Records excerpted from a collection
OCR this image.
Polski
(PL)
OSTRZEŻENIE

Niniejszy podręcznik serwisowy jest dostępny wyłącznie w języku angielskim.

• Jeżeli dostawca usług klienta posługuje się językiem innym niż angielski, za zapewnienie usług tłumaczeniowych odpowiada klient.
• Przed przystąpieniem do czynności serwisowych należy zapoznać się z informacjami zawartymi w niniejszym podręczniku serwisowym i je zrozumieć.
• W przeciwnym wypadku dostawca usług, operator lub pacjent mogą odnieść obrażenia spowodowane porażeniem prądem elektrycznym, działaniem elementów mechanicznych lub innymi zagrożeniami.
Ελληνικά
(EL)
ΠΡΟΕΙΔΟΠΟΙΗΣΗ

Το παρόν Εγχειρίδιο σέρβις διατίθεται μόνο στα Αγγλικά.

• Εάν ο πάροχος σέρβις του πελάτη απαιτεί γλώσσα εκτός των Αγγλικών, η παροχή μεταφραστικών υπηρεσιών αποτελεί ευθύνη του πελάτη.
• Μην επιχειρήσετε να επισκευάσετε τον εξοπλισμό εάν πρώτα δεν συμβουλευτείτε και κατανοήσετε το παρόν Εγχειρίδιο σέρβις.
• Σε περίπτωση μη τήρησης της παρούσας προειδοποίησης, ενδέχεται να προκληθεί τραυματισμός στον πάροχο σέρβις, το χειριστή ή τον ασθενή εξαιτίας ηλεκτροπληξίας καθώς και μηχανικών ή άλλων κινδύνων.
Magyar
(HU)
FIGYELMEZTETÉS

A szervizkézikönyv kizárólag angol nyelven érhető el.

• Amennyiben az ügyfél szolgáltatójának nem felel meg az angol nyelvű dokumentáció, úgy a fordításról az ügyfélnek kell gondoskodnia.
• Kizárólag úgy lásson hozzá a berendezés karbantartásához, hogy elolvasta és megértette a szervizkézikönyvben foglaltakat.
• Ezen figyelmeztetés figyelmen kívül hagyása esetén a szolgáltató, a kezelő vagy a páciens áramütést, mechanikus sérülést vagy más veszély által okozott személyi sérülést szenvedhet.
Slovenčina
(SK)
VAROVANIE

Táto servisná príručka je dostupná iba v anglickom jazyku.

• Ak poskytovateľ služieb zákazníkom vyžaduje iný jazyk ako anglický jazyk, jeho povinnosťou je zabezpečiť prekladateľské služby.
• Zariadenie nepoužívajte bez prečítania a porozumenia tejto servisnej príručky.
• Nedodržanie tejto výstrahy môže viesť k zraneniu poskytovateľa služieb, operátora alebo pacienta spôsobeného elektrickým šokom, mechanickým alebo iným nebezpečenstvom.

*JOB*
Write down the full listing again, exactly.

*COMPLETED EXERCISE*
OCR this image.
Polski
(PL)
OSTRZEŻENIE

Niniejszy podręcznik serwisowy jest dostępny wyłącznie w języku angielskim.

• Jeżeli dostawca usług klienta posługuje się językiem innym niż angielski, za zapewnienie usług tłumaczeniowych odpowiada klient.
• Przed przystąpieniem do czynności serwisowych należy zapoznać się z informacjami zawartymi w niniejszym podręczniku serwisowym i je zrozumieć.
• W przeciwnym wypadku dostawca usług, operator lub pacjent mogą odnieść obrażenia spowodowane porażeniem prądem elektrycznym, działaniem elementów mechanicznych lub innymi zagrożeniami.
Ελληνικά
(EL)
ΠΡΟΕΙΔΟΠΟΙΗΣΗ

Το παρόν Εγχειρίδιο σέρβις διατίθεται μόνο στα Αγγλικά.

• Εάν ο πάροχος σέρβις του πελάτη απαιτεί γλώσσα εκτός των Αγγλικών, η παροχή μεταφραστικών υπηρεσιών αποτελεί ευθύνη του πελάτη.
• Μην επιχειρήσετε να επισκευάσετε τον εξοπλισμό εάν πρώτα δεν συμβουλευτείτε και κατανοήσετε το παρόν Εγχειρίδιο σέρβις.
• Σε περίπτωση μη τήρησης της παρούσας προειδοποίησης, ενδέχεται να προκληθεί τραυματισμός στον πάροχο σέρβις, το χειριστή ή τον ασθενή εξαιτίας ηλεκτροπληξίας καθώς και μηχανικών ή άλλων κινδύνων.
Magyar
(HU)
FIGYELMEZTETÉS

A szervizkézikönyv kizárólag angol nyelven érhető el.

• Amennyiben az ügyfél szolgáltatójának nem felel meg az angol nyelvű dokumentáció, úgy a fordításról az ügyfélnek kell gondoskodnia.
• Kizárólag úgy lásson hozzá a berendezés karbantartásához, hogy elolvasta és megértette a szervizkézikönyvben foglaltakat.
• Ezen figyelmeztetés figyelmen kívül hagyása esetén a szolgáltató, a kezelő vagy a páciens áramütést, mechanikus sérülést vagy más veszély által okozott személyi sérülést szenvedhet.
Slovenčina
(SK)
VAROVANIE

Táto servisná príručka je dostupná iba v anglickom jazyku.

• Ak poskytovateľ služieb zákazníkom vyžaduje iný jazyk ako anglický jazyk, jeho povinnosťou je zabezpečiť prekladateľské služby.
• Zariadenie nepoužívajte bez prečítania a porozumenia tejto servisnej príručky.
• Nedodržanie tejto výstrahy môže viesť k zraneniu poskytovateľa služieb, operátora alebo pacienta spôsobeného elektrickým šokom, mechanickým alebo iným nebezpečenstvom.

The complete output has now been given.